Records contained in a dataset:
BEGIN

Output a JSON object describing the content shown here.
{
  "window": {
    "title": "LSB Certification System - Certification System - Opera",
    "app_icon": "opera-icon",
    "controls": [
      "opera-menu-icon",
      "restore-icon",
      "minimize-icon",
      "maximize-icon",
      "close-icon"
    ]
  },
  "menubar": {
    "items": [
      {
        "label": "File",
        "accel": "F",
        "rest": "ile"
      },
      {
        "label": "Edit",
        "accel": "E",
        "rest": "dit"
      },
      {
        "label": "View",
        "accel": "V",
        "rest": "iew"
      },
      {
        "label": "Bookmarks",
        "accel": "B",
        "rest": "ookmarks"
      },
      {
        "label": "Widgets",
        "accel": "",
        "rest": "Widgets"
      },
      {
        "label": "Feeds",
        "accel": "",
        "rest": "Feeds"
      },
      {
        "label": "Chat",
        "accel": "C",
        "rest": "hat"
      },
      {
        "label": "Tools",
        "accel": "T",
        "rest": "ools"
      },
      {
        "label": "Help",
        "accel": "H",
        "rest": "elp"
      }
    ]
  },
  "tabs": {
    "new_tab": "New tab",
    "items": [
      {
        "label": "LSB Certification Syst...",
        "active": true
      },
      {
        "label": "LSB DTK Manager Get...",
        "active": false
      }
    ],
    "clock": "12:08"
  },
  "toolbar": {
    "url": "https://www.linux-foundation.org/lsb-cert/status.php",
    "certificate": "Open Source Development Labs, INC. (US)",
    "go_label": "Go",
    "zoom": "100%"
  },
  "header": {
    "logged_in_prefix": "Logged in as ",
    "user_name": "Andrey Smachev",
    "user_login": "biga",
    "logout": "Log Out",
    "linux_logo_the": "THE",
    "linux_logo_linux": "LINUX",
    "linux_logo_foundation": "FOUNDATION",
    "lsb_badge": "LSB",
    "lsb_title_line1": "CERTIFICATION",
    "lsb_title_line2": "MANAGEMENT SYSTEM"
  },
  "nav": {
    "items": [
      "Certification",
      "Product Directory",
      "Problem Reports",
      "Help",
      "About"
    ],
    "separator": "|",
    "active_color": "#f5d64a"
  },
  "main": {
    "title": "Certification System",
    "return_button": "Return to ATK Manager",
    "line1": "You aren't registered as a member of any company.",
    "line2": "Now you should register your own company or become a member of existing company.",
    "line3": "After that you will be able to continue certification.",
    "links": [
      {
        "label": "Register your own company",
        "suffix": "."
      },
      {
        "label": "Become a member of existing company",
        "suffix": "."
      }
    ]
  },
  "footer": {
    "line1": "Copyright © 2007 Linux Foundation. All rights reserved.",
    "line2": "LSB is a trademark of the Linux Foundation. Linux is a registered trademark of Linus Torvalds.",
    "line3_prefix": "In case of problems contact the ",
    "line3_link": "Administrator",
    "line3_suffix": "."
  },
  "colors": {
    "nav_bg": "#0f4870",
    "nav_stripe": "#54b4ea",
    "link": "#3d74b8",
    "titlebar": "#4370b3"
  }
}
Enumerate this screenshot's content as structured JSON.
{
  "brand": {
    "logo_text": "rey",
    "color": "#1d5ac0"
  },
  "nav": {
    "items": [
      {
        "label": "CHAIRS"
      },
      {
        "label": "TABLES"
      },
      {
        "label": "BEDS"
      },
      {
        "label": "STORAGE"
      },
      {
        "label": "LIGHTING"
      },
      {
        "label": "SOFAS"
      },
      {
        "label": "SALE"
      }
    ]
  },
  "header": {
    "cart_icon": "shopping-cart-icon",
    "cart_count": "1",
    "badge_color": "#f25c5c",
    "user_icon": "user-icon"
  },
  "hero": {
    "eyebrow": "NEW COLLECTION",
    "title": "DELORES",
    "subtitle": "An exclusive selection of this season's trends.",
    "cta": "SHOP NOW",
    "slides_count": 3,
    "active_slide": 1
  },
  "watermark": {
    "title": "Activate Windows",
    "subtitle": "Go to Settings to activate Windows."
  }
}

END

Copy out each line exactly as written.

Output a JSON object describing the content shown here.
{
  "window": {
    "title": "LSB Certification System - Certification System - Opera",
    "app_icon": "opera-icon",
    "controls": [
      "opera-menu-icon",
      "restore-icon",
      "minimize-icon",
      "maximize-icon",
      "close-icon"
    ]
  },
  "menubar": {
    "items": [
      {
        "label": "File",
        "accel": "F",
        "rest": "ile"
      },
      {
        "label": "Edit",
        "accel": "E",
        "rest": "dit"
      },
      {
        "label": "View",
        "accel": "V",
        "rest": "iew"
      },
      {
        "label": "Bookmarks",
        "accel": "B",
        "rest": "ookmarks"
      },
      {
        "label": "Widgets",
        "accel": "",
        "rest": "Widgets"
      },
      {
        "label": "Feeds",
        "accel": "",
        "rest": "Feeds"
      },
      {
        "label": "Chat",
        "accel": "C",
        "rest": "hat"
      },
      {
        "label": "Tools",
        "accel": "T",
        "rest": "ools"
      },
      {
        "label": "Help",
        "accel": "H",
        "rest": "elp"
      }
    ]
  },
  "tabs": {
    "new_tab": "New tab",
    "items": [
      {
        "label": "LSB Certification Syst...",
        "active": true
      },
      {
        "label": "LSB DTK Manager Get...",
        "active": false
      }
    ],
    "clock": "12:08"
  },
  "toolbar": {
    "url": "https://www.linux-foundation.org/lsb-cert/status.php",
    "certificate": "Open Source Development Labs, INC. (US)",
    "go_label": "Go",
    "zoom": "100%"
  },
  "header": {
    "logged_in_prefix": "Logged in as ",
    "user_name": "Andrey Smachev",
    "user_login": "biga",
    "logout": "Log Out",
    "linux_logo_the": "THE",
    "linux_logo_linux": "LINUX",
    "linux_logo_foundation": "FOUNDATION",
    "lsb_badge": "LSB",
    "lsb_title_line1": "CERTIFICATION",
    "lsb_title_line2": "MANAGEMENT SYSTEM"
  },
  "nav": {
    "items": [
      "Certification",
      "Product Directory",
      "Problem Reports",
      "Help",
      "About"
    ],
    "separator": "|",
    "active_color": "#f5d64a"
  },
  "main": {
    "title": "Certification System",
    "return_button": "Return to ATK Manager",
    "line1": "You aren't registered as a member of any company.",
    "line2": "Now you should register your own company or become a member of existing company.",
    "line3": "After that you will be able to continue certification.",
    "links": [
      {
        "label": "Register your own company",
        "suffix": "."
      },
      {
        "label": "Become a member of existing company",
        "suffix": "."
      }
    ]
  },
  "footer": {
    "line1": "Copyright © 2007 Linux Foundation. All rights reserved.",
    "line2": "LSB is a trademark of the Linux Foundation. Linux is a registered trademark of Linus Torvalds.",
    "line3_prefix": "In case of problems contact the ",
    "line3_link": "Administrator",
    "line3_suffix": "."
  },
  "colors": {
    "nav_bg": "#0f4870",
    "nav_stripe": "#54b4ea",
    "link": "#3d74b8",
    "titlebar": "#4370b3"
  }
}
Enumerate this screenshot's content as structured JSON.
{
  "brand": {
    "logo_text": "rey",
    "color": "#1d5ac0"
  },
  "nav": {
    "items": [
      {
        "label": "CHAIRS"
      },
      {
        "label": "TABLES"
      },
      {
        "label": "BEDS"
      },
      {
        "label": "STORAGE"
      },
      {
        "label": "LIGHTING"
      },
      {
        "label": "SOFAS"
      },
      {
        "label": "SALE"
      }
    ]
  },
  "header": {
    "cart_icon": "shopping-cart-icon",
    "cart_count": "1",
    "badge_color": "#f25c5c",
    "user_icon": "user-icon"
  },
  "hero": {
    "eyebrow": "NEW COLLECTION",
    "title": "DELORES",
    "subtitle": "An exclusive selection of this season's trends.",
    "cta": "SHOP NOW",
    "slides_count": 3,
    "active_slide": 1
  },
  "watermark": {
    "title": "Activate Windows",
    "subtitle": "Go to Settings to activate Windows."
  }
}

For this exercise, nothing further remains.